Nella Prima guerra mondiale un grande traffico di cartoline legava i soldati alle retrovie. Malaparte ne mandava ai commilitoni caduti perché venissero posate «sulla fossa coperta di neve». Dietro cartolina di propaganda contro il prussiano Guglielmo II, Apollinaire tracciava un quadro della vita in trincea: «Temo che non resteremo a lungo in questo sporco paese pieno di mosche, pendii brulli, e granate. Quanto rimpiango il settore 59 ... È vero che qui le notti sono favolose, fantastiche». Ma c'era anche chi, come Maccari, rimpiangeva i giorni della marcia su Roma e mandava ogni giorno, dal primo ottobre, una cartolina a Flaiano con scritto: «Il 28 ottobre si avvicina!».
Le scabre parole di uno sconosciuto potevano ferire un autore apparentemente corazzato come Waugh: «Una critica ha avuto il potere di deprimermi: la cartolina di un uomo, che scrive: "Il suo Ritorno a Brideshead è uno strano modo di mostrare come il cattolicesimo sia una risposta a tutto. Fa pensare più al bacio della Morte"». Un tipico lapsus freudiano aveva fatto credere a Schnitzler che fosse anonima la cartolina in cui veniva avvertito che la sua amante lo tradiva con un attore della troupe. In realtà la denuncia era firmata dal padre.

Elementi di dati
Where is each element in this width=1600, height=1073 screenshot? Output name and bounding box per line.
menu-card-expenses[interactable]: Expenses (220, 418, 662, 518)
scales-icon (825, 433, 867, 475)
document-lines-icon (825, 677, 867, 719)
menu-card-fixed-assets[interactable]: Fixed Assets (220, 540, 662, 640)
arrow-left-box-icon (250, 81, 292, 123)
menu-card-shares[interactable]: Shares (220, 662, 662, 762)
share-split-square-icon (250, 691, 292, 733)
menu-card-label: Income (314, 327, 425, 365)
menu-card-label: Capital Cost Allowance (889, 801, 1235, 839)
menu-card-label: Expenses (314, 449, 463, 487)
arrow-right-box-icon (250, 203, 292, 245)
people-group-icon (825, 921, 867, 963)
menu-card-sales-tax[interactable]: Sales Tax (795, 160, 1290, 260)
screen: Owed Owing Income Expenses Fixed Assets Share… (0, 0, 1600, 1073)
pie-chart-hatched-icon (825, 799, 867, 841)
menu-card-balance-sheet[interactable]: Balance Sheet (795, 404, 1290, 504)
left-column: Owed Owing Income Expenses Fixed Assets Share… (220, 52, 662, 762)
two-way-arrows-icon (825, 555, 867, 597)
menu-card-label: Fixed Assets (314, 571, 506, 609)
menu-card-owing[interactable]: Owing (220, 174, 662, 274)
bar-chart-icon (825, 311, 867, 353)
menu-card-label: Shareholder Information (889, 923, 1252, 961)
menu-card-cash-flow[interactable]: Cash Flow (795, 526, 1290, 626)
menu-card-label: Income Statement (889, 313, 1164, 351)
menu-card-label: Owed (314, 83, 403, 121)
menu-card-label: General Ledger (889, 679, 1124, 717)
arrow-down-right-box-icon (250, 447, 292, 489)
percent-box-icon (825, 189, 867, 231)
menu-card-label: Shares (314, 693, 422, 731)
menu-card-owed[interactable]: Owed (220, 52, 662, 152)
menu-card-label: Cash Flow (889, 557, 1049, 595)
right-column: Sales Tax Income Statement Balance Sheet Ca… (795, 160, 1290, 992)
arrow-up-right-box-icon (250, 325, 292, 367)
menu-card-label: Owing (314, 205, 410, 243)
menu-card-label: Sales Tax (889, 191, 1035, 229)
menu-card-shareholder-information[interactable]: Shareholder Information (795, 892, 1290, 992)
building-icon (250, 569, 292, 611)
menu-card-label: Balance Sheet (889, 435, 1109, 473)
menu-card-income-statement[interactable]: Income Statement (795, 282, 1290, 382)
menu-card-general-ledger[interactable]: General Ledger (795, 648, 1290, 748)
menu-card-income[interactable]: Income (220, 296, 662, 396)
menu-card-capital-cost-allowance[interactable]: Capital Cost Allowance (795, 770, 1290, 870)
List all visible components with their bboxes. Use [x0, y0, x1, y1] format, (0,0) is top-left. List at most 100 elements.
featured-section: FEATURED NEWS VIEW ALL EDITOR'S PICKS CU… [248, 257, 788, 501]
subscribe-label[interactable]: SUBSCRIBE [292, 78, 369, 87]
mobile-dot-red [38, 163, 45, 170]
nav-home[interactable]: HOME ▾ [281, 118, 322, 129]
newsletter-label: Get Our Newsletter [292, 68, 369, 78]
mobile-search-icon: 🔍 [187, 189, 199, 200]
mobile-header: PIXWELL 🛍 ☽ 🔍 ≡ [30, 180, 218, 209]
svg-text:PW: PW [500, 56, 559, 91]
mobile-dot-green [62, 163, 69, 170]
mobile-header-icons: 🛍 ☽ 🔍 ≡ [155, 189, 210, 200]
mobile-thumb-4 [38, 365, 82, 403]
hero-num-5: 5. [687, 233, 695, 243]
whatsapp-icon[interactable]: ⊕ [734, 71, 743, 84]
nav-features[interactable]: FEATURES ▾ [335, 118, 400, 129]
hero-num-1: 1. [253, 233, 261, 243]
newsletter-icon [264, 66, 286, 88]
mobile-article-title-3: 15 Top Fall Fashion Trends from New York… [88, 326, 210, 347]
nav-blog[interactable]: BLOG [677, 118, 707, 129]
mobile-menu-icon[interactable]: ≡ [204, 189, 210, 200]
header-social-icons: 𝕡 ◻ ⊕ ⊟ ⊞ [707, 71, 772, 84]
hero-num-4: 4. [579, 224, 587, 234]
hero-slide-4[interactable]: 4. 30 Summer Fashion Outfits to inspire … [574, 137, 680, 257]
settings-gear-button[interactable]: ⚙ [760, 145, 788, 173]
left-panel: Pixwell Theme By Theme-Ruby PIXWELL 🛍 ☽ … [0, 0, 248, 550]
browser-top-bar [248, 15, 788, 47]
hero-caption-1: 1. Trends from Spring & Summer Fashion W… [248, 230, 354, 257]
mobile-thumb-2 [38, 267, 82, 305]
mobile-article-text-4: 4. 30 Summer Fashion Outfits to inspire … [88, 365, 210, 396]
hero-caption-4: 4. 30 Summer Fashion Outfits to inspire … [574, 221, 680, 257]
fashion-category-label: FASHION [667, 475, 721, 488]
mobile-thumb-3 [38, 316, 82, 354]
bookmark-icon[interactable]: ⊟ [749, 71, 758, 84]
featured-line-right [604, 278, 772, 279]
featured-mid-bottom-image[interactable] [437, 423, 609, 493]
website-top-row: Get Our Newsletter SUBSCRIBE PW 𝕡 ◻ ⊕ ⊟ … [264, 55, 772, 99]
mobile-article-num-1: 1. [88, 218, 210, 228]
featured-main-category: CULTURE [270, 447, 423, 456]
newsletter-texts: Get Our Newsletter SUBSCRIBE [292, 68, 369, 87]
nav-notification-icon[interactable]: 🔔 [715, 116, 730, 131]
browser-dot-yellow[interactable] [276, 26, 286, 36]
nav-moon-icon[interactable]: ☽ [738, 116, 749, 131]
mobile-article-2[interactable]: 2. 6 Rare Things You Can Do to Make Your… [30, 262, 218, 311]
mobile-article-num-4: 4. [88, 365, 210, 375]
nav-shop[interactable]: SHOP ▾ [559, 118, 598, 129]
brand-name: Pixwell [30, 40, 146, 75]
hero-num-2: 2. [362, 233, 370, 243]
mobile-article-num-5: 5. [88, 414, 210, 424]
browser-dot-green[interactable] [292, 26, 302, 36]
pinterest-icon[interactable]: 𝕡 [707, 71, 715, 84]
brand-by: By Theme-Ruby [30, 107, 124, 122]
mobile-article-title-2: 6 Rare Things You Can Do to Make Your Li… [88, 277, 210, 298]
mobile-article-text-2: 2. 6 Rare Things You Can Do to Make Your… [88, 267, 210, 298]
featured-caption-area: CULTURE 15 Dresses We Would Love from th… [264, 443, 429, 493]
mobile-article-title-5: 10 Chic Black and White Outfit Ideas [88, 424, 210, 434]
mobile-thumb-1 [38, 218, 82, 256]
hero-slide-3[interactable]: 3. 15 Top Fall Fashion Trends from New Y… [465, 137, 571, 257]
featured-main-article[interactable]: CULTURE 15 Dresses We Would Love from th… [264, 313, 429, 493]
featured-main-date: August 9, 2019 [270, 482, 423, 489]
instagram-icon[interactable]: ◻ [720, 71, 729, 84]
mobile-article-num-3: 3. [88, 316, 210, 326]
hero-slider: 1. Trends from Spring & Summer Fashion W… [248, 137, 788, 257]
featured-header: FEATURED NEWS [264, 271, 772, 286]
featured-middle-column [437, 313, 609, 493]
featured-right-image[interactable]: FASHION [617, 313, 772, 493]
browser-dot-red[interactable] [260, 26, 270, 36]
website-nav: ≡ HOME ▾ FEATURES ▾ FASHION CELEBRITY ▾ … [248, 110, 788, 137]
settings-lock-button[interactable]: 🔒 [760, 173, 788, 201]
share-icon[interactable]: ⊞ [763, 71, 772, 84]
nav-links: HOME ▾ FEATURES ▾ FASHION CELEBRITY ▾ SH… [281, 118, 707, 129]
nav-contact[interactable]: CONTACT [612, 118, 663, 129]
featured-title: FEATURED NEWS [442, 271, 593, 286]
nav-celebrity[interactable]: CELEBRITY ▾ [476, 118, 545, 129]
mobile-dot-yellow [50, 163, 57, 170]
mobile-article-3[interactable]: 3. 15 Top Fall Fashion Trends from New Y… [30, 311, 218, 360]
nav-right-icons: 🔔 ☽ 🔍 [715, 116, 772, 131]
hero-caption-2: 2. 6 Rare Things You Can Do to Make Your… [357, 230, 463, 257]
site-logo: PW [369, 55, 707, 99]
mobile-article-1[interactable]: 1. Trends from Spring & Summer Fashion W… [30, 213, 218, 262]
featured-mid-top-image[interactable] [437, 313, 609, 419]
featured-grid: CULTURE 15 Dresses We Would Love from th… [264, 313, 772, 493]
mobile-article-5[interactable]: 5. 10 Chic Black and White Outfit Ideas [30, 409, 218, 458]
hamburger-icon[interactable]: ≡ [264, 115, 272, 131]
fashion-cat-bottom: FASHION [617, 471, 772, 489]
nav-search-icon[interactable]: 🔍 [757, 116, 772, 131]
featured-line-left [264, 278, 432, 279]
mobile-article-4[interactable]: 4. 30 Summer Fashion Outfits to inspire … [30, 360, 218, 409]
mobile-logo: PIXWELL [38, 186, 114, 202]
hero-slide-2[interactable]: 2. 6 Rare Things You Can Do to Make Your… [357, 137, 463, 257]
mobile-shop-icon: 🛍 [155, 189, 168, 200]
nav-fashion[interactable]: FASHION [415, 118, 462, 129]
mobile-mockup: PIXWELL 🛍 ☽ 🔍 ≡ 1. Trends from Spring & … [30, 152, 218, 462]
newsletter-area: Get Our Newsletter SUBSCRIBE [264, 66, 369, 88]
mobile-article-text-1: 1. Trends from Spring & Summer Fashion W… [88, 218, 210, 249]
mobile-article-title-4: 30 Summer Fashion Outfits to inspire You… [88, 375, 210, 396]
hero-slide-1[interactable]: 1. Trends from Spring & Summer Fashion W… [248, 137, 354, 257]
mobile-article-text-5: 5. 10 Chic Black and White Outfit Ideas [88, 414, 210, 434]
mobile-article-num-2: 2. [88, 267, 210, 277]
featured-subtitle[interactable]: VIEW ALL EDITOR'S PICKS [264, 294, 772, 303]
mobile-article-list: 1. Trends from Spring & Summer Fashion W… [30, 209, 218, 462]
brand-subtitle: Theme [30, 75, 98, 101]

* **Cosa si chiede**
a) Rispondi a queste domande sul testo sulle cartoline:
(i) Dove voleva Malaparte che venissero posate le cartoline mandate ai commilitoni caduti?
(ii) Che cosa scriveva Maccari sulla cartolina spedita ogni giorno a Flaiano?
(iii) Quale romanzo di Waugh è nominato nella cartolina che lo aveva depresso?
b) Cita parola per parola il passo del testo sulle cartoline che va da "Le scabre parole" fino a "firmata dal padre." compreso.

* **Soluzioni**
a)
(i) Sulla fossa coperta di neve.
(ii) «Il 28 ottobre si avvicina!»
(iii) Ritorno a Brideshead.

b)
Le scabre parole di uno sconosciuto potevano ferire un autore apparentemente corazzato come Waugh: «Una critica ha avuto il potere di deprimermi: la cartolina di un uomo, che scrive: "Il suo Ritorno a Brideshead è uno strano modo di mostrare come il cattolicesimo sia una risposta a tutto. Fa pensare più al bacio della Morte"». Un tipico lapsus freudiano aveva fatto credere a Schnitzler che fosse anonima la cartolina in cui veniva avvertito che la sua amante lo tradiva con un attore della troupe. In realtà la denuncia era firmata dal padre.